§ **What is expected**
Restate the full set of records exactly, without adding or dropping a word.

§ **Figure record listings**
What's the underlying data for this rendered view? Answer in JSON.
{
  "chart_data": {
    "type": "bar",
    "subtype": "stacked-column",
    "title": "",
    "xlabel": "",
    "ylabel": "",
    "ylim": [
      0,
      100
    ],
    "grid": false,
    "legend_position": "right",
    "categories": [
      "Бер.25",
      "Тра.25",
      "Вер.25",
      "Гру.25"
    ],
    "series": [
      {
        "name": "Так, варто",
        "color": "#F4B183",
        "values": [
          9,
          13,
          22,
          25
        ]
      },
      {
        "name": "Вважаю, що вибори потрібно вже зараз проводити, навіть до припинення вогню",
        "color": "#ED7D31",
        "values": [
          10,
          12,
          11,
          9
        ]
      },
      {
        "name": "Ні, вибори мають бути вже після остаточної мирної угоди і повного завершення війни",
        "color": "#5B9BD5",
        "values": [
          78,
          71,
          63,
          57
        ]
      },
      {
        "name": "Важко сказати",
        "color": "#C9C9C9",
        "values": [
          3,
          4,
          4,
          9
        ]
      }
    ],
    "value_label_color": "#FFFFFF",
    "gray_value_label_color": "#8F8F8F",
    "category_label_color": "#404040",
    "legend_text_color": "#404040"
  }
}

§ **Answer to the exercise**
What's the underlying data for this rendered view? Answer in JSON.
{
  "chart_data": {
    "type": "bar",
    "subtype": "stacked-column",
    "title": "",
    "xlabel": "",
    "ylabel": "",
    "ylim": [
      0,
      100
    ],
    "grid": false,
    "legend_position": "right",
    "categories": [
      "Бер.25",
      "Тра.25",
      "Вер.25",
      "Гру.25"
    ],
    "series": [
      {
        "name": "Так, варто",
        "color": "#F4B183",
        "values": [
          9,
          13,
          22,
          25
        ]
      },
      {
        "name": "Вважаю, що вибори потрібно вже зараз проводити, навіть до припинення вогню",
        "color": "#ED7D31",
        "values": [
          10,
          12,
          11,
          9
        ]
      },
      {
        "name": "Ні, вибори мають бути вже після остаточної мирної угоди і повного завершення війни",
        "color": "#5B9BD5",
        "values": [
          78,
          71,
          63,
          57
        ]
      },
      {
        "name": "Важко сказати",
        "color": "#C9C9C9",
        "values": [
          3,
          4,
          4,
          9
        ]
      }
    ],
    "value_label_color": "#FFFFFF",
    "gray_value_label_color": "#8F8F8F",
    "category_label_color": "#404040",
    "legend_text_color": "#404040"
  }
}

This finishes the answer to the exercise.